DIRECTION:
Locate each line of the data below that contains the string "donut" and copy those lines.

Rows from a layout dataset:
--- start ---

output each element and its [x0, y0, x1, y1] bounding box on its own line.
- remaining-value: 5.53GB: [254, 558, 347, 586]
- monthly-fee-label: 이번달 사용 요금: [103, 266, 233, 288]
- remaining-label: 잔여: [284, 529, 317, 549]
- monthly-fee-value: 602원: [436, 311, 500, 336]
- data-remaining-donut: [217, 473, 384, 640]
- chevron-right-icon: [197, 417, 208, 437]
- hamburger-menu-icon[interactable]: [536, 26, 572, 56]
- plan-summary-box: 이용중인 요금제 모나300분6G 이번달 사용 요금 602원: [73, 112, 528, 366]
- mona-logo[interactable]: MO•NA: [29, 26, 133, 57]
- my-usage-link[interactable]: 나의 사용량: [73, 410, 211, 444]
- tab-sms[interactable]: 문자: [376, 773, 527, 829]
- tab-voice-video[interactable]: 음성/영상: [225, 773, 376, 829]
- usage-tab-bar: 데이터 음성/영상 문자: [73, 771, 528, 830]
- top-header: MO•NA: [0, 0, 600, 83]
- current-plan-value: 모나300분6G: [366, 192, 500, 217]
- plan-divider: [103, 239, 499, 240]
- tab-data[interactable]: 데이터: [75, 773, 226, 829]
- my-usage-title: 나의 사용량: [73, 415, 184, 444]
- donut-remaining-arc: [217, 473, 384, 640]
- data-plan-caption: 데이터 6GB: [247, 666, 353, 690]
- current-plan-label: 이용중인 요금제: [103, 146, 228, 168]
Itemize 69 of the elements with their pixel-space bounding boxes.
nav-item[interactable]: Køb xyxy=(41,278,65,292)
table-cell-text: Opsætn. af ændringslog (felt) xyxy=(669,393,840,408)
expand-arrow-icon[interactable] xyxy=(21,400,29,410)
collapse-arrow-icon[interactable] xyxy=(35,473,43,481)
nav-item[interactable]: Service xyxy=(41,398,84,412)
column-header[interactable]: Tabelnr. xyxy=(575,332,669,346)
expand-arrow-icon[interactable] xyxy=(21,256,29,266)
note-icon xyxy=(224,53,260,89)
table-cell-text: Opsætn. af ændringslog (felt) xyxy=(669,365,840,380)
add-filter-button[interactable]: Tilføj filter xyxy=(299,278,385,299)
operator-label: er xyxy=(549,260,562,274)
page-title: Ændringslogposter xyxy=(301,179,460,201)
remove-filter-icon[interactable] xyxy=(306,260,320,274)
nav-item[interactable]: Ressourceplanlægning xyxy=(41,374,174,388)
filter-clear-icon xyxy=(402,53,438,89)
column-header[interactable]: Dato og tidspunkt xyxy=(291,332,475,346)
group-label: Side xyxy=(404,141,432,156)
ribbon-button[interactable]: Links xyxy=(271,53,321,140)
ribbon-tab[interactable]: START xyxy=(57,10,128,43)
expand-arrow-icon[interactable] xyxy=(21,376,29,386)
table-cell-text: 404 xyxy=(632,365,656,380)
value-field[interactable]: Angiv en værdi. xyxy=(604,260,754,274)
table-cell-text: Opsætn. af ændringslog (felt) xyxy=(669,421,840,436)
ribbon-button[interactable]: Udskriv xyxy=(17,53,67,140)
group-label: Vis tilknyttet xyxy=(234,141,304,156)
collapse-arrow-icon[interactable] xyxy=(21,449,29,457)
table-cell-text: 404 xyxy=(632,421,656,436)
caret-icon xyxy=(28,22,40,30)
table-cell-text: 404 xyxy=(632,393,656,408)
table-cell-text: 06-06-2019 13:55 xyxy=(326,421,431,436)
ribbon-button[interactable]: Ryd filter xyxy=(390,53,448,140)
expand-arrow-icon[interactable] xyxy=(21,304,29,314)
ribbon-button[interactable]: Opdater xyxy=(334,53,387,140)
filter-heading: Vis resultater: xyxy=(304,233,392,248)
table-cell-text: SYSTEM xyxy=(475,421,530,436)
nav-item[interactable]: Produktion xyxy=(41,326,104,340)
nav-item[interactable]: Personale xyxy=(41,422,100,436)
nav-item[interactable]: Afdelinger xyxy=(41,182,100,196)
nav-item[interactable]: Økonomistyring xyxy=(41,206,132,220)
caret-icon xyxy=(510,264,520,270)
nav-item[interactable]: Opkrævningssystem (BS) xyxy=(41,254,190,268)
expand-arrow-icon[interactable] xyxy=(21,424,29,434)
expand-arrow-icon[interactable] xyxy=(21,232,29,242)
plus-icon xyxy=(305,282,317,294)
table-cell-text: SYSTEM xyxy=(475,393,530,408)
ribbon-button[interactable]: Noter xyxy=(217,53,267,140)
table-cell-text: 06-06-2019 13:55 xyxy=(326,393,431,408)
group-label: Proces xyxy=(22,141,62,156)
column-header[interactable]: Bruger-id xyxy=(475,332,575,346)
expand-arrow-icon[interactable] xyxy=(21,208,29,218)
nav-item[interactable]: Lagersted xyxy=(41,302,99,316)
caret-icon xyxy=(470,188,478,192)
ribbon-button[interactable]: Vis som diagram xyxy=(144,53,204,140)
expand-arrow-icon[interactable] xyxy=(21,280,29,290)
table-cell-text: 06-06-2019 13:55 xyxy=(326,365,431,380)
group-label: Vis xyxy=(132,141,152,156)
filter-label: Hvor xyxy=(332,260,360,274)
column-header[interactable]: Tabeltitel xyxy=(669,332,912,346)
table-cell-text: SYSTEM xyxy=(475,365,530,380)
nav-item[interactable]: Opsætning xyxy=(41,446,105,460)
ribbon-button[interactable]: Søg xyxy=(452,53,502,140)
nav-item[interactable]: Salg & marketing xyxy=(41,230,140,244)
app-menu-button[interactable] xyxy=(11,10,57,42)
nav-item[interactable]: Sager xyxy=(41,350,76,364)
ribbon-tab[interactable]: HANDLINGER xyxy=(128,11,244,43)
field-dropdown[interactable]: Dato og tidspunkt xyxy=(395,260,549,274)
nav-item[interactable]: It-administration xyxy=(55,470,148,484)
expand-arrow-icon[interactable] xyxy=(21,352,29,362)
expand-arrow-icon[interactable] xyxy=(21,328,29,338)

--- end ---

SOLUTION FOR THIS EXERCISE:
- data-remaining-donut: [217, 473, 384, 640]
- donut-remaining-arc: [217, 473, 384, 640]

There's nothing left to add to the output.